INPUT MATERIAL
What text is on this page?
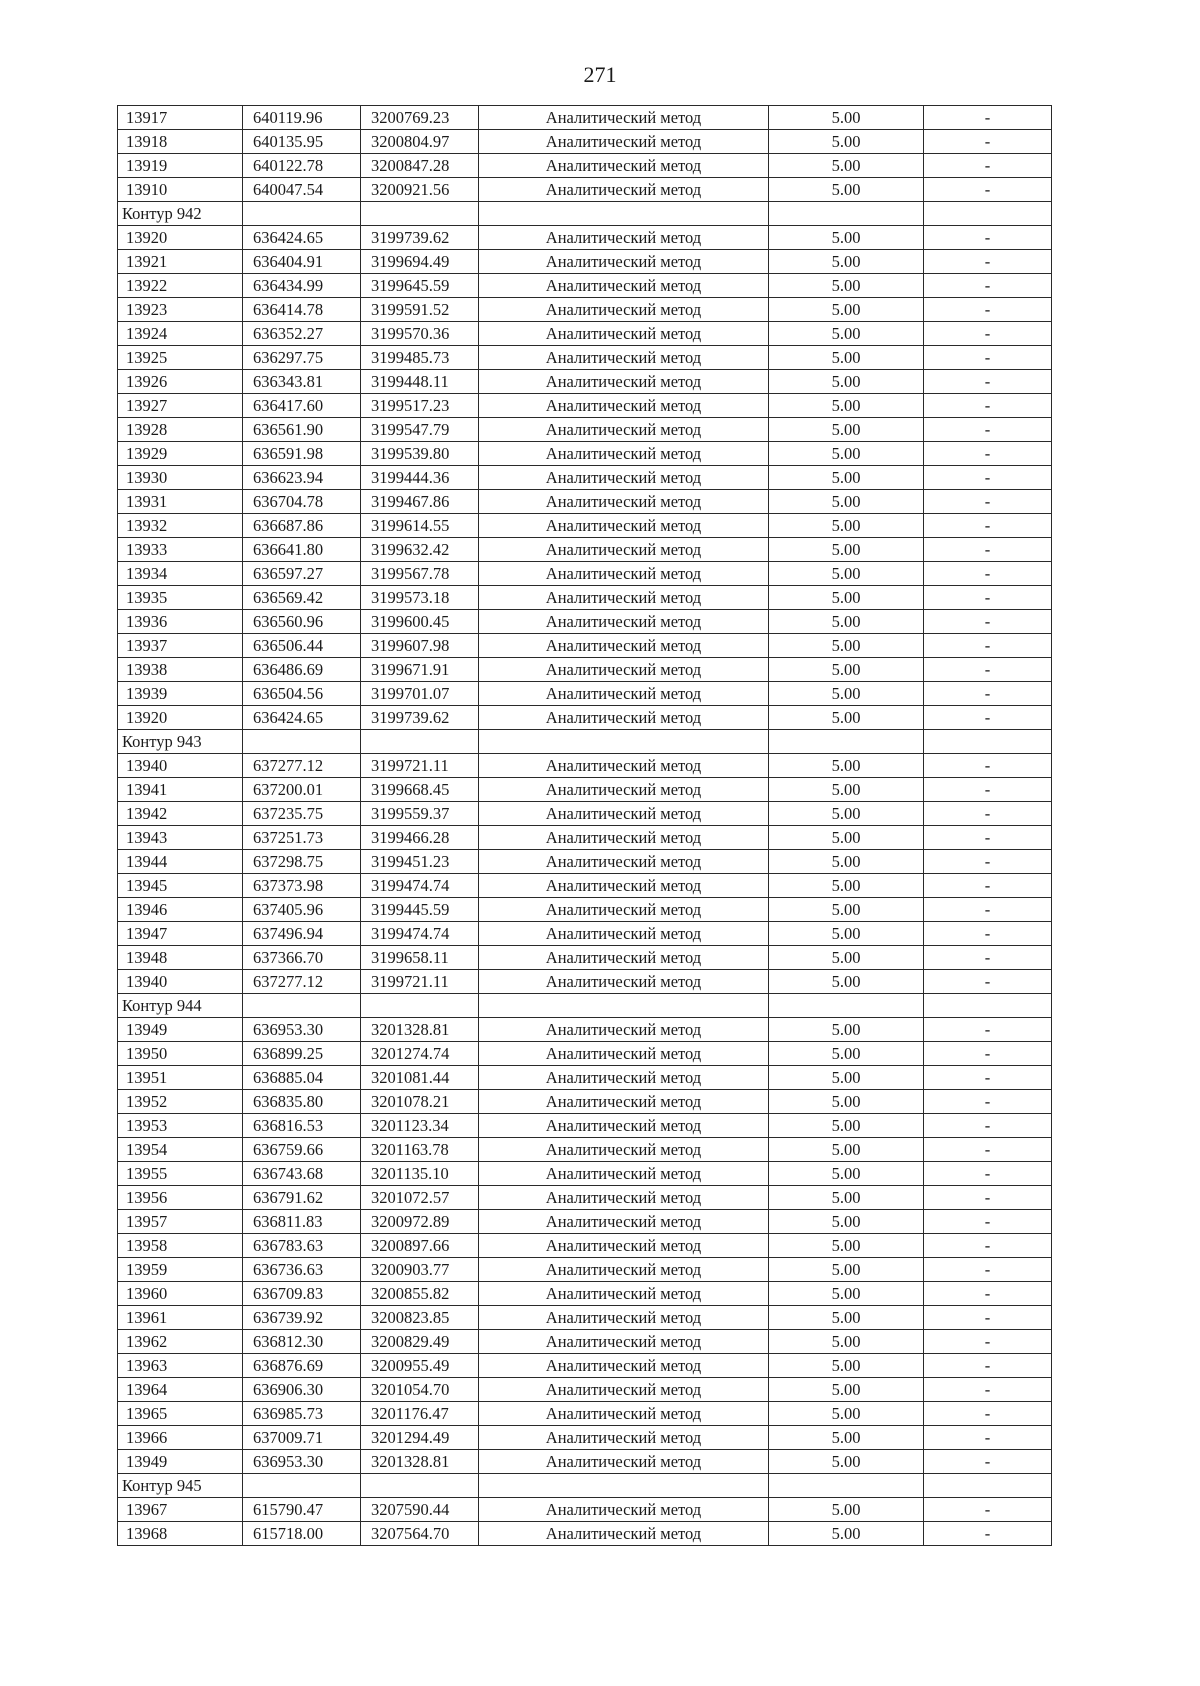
271
13917	640119.96	3200769.23	Аналитический метод	5.00	-
13918	640135.95	3200804.97	Аналитический метод	5.00	-
13919	640122.78	3200847.28	Аналитический метод	5.00	-
13910	640047.54	3200921.56	Аналитический метод	5.00	-
Контур 942					
13920	636424.65	3199739.62	Аналитический метод	5.00	-
13921	636404.91	3199694.49	Аналитический метод	5.00	-
13922	636434.99	3199645.59	Аналитический метод	5.00	-
13923	636414.78	3199591.52	Аналитический метод	5.00	-
13924	636352.27	3199570.36	Аналитический метод	5.00	-
13925	636297.75	3199485.73	Аналитический метод	5.00	-
13926	636343.81	3199448.11	Аналитический метод	5.00	-
13927	636417.60	3199517.23	Аналитический метод	5.00	-
13928	636561.90	3199547.79	Аналитический метод	5.00	-
13929	636591.98	3199539.80	Аналитический метод	5.00	-
13930	636623.94	3199444.36	Аналитический метод	5.00	-
13931	636704.78	3199467.86	Аналитический метод	5.00	-
13932	636687.86	3199614.55	Аналитический метод	5.00	-
13933	636641.80	3199632.42	Аналитический метод	5.00	-
13934	636597.27	3199567.78	Аналитический метод	5.00	-
13935	636569.42	3199573.18	Аналитический метод	5.00	-
13936	636560.96	3199600.45	Аналитический метод	5.00	-
13937	636506.44	3199607.98	Аналитический метод	5.00	-
13938	636486.69	3199671.91	Аналитический метод	5.00	-
13939	636504.56	3199701.07	Аналитический метод	5.00	-
13920	636424.65	3199739.62	Аналитический метод	5.00	-
Контур 943					
13940	637277.12	3199721.11	Аналитический метод	5.00	-
13941	637200.01	3199668.45	Аналитический метод	5.00	-
13942	637235.75	3199559.37	Аналитический метод	5.00	-
13943	637251.73	3199466.28	Аналитический метод	5.00	-
13944	637298.75	3199451.23	Аналитический метод	5.00	-
13945	637373.98	3199474.74	Аналитический метод	5.00	-
13946	637405.96	3199445.59	Аналитический метод	5.00	-
13947	637496.94	3199474.74	Аналитический метод	5.00	-
13948	637366.70	3199658.11	Аналитический метод	5.00	-
13940	637277.12	3199721.11	Аналитический метод	5.00	-
Контур 944					
13949	636953.30	3201328.81	Аналитический метод	5.00	-
13950	636899.25	3201274.74	Аналитический метод	5.00	-
13951	636885.04	3201081.44	Аналитический метод	5.00	-
13952	636835.80	3201078.21	Аналитический метод	5.00	-
13953	636816.53	3201123.34	Аналитический метод	5.00	-
13954	636759.66	3201163.78	Аналитический метод	5.00	-
13955	636743.68	3201135.10	Аналитический метод	5.00	-
13956	636791.62	3201072.57	Аналитический метод	5.00	-
13957	636811.83	3200972.89	Аналитический метод	5.00	-
13958	636783.63	3200897.66	Аналитический метод	5.00	-
13959	636736.63	3200903.77	Аналитический метод	5.00	-
13960	636709.83	3200855.82	Аналитический метод	5.00	-
13961	636739.92	3200823.85	Аналитический метод	5.00	-
13962	636812.30	3200829.49	Аналитический метод	5.00	-
13963	636876.69	3200955.49	Аналитический метод	5.00	-
13964	636906.30	3201054.70	Аналитический метод	5.00	-
13965	636985.73	3201176.47	Аналитический метод	5.00	-
13966	637009.71	3201294.49	Аналитический метод	5.00	-
13949	636953.30	3201328.81	Аналитический метод	5.00	-
Контур 945					
13967	615790.47	3207590.44	Аналитический метод	5.00	-
13968	615718.00	3207564.70	Аналитический метод	5.00	-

PROBLEM STATEMENT
Your task is to list each line of the records with the word "Контур".

COMPLETE RESPONSE
Контур 942					
Контур 943					
Контур 944					
Контур 945					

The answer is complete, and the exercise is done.